# Directive:
Repeat every line of the material, character for character.

• • • •

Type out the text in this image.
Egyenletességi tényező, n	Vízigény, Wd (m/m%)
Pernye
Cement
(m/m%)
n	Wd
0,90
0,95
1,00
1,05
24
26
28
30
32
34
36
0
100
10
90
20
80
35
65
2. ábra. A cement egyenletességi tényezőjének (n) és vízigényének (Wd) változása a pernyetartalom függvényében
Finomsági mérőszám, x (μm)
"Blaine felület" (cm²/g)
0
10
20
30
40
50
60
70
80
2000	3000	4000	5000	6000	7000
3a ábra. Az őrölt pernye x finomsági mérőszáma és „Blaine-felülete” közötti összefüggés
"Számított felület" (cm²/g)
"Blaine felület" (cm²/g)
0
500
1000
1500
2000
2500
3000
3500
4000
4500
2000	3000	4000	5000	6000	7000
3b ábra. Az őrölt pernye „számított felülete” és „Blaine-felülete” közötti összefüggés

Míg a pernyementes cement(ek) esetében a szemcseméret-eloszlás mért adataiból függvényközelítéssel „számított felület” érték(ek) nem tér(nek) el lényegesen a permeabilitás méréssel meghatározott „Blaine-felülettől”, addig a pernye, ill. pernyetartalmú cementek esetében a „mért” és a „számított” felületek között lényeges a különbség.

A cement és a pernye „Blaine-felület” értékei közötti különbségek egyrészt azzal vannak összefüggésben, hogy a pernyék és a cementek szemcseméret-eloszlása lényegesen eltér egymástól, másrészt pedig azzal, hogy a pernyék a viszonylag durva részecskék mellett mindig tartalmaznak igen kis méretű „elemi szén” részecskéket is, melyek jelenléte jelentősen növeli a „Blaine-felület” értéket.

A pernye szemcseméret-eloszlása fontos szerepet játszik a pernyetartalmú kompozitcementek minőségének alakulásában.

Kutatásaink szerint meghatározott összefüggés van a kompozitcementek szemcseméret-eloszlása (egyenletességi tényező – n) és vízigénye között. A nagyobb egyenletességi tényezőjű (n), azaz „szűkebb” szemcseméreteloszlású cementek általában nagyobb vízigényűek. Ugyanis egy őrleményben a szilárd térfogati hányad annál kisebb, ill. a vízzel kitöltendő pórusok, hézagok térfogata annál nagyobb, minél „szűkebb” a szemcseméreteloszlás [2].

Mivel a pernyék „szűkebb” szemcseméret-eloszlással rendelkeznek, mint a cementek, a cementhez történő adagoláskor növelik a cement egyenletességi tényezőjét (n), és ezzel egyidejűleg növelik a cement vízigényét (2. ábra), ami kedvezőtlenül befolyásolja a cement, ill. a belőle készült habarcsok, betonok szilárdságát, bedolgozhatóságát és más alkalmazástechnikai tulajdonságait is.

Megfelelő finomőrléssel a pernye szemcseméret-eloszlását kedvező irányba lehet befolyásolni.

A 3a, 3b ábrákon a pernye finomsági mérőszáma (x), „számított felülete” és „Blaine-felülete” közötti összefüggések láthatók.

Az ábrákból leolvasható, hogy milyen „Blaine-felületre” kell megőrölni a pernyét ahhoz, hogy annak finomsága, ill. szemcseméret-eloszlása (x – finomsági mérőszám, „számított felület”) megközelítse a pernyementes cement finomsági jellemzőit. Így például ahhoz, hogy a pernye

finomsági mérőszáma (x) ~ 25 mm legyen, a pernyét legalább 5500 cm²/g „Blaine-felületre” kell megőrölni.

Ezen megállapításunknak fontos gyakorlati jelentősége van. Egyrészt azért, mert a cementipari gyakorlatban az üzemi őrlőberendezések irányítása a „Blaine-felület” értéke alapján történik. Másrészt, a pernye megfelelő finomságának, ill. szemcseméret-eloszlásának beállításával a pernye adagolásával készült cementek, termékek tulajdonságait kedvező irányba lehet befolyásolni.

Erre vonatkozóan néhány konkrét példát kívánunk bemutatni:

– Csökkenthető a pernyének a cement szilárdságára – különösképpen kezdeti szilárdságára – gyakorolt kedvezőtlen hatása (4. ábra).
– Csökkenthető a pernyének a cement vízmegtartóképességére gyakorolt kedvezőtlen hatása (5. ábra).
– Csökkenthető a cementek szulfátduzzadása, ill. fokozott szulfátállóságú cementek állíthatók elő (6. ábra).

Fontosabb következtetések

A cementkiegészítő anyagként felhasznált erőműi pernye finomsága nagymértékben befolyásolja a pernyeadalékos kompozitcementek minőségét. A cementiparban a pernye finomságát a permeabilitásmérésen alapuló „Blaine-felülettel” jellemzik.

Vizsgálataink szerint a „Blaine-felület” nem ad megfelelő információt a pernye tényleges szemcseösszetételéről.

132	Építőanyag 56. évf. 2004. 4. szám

• • • •

# Result for this exercise:
Type out the text in this image.
Egyenletességi tényező, n	Vízigény, Wd (m/m%)
Pernye
Cement
(m/m%)
n	Wd
0,90
0,95
1,00
1,05
24
26
28
30
32
34
36
0
100
10
90
20
80
35
65
2. ábra. A cement egyenletességi tényezőjének (n) és vízigényének (Wd) változása a pernyetartalom függvényében
Finomsági mérőszám, x (μm)
"Blaine felület" (cm²/g)
0
10
20
30
40
50
60
70
80
2000	3000	4000	5000	6000	7000
3a ábra. Az őrölt pernye x finomsági mérőszáma és „Blaine-felülete” közötti összefüggés
"Számított felület" (cm²/g)
"Blaine felület" (cm²/g)
0
500
1000
1500
2000
2500
3000
3500
4000
4500
2000	3000	4000	5000	6000	7000
3b ábra. Az őrölt pernye „számított felülete” és „Blaine-felülete” közötti összefüggés

Míg a pernyementes cement(ek) esetében a szemcseméret-eloszlás mért adataiból függvényközelítéssel „számított felület” érték(ek) nem tér(nek) el lényegesen a permeabilitás méréssel meghatározott „Blaine-felülettől”, addig a pernye, ill. pernyetartalmú cementek esetében a „mért” és a „számított” felületek között lényeges a különbség.

A cement és a pernye „Blaine-felület” értékei közötti különbségek egyrészt azzal vannak összefüggésben, hogy a pernyék és a cementek szemcseméret-eloszlása lényegesen eltér egymástól, másrészt pedig azzal, hogy a pernyék a viszonylag durva részecskék mellett mindig tartalmaznak igen kis méretű „elemi szén” részecskéket is, melyek jelenléte jelentősen növeli a „Blaine-felület” értéket.

A pernye szemcseméret-eloszlása fontos szerepet játszik a pernyetartalmú kompozitcementek minőségének alakulásában.

Kutatásaink szerint meghatározott összefüggés van a kompozitcementek szemcseméret-eloszlása (egyenletességi tényező – n) és vízigénye között. A nagyobb egyenletességi tényezőjű (n), azaz „szűkebb” szemcseméreteloszlású cementek általában nagyobb vízigényűek. Ugyanis egy őrleményben a szilárd térfogati hányad annál kisebb, ill. a vízzel kitöltendő pórusok, hézagok térfogata annál nagyobb, minél „szűkebb” a szemcseméreteloszlás [2].

Mivel a pernyék „szűkebb” szemcseméret-eloszlással rendelkeznek, mint a cementek, a cementhez történő adagoláskor növelik a cement egyenletességi tényezőjét (n), és ezzel egyidejűleg növelik a cement vízigényét (2. ábra), ami kedvezőtlenül befolyásolja a cement, ill. a belőle készült habarcsok, betonok szilárdságát, bedolgozhatóságát és más alkalmazástechnikai tulajdonságait is.

Megfelelő finomőrléssel a pernye szemcseméret-eloszlását kedvező irányba lehet befolyásolni.

A 3a, 3b ábrákon a pernye finomsági mérőszáma (x), „számított felülete” és „Blaine-felülete” közötti összefüggések láthatók.

Az ábrákból leolvasható, hogy milyen „Blaine-felületre” kell megőrölni a pernyét ahhoz, hogy annak finomsága, ill. szemcseméret-eloszlása (x – finomsági mérőszám, „számított felület”) megközelítse a pernyementes cement finomsági jellemzőit. Így például ahhoz, hogy a pernye

finomsági mérőszáma (x) ~ 25 mm legyen, a pernyét legalább 5500 cm²/g „Blaine-felületre” kell megőrölni.

Ezen megállapításunknak fontos gyakorlati jelentősége van. Egyrészt azért, mert a cementipari gyakorlatban az üzemi őrlőberendezések irányítása a „Blaine-felület” értéke alapján történik. Másrészt, a pernye megfelelő finomságának, ill. szemcseméret-eloszlásának beállításával a pernye adagolásával készült cementek, termékek tulajdonságait kedvező irányba lehet befolyásolni.

Erre vonatkozóan néhány konkrét példát kívánunk bemutatni:

– Csökkenthető a pernyének a cement szilárdságára – különösképpen kezdeti szilárdságára – gyakorolt kedvezőtlen hatása (4. ábra).
– Csökkenthető a pernyének a cement vízmegtartóképességére gyakorolt kedvezőtlen hatása (5. ábra).
– Csökkenthető a cementek szulfátduzzadása, ill. fokozott szulfátállóságú cementek állíthatók elő (6. ábra).

Fontosabb következtetések

A cementkiegészítő anyagként felhasznált erőműi pernye finomsága nagymértékben befolyásolja a pernyeadalékos kompozitcementek minőségét. A cementiparban a pernye finomságát a permeabilitásmérésen alapuló „Blaine-felülettel” jellemzik.

Vizsgálataink szerint a „Blaine-felület” nem ad megfelelő információt a pernye tényleges szemcseösszetételéről.

132	Építőanyag 56. évf. 2004. 4. szám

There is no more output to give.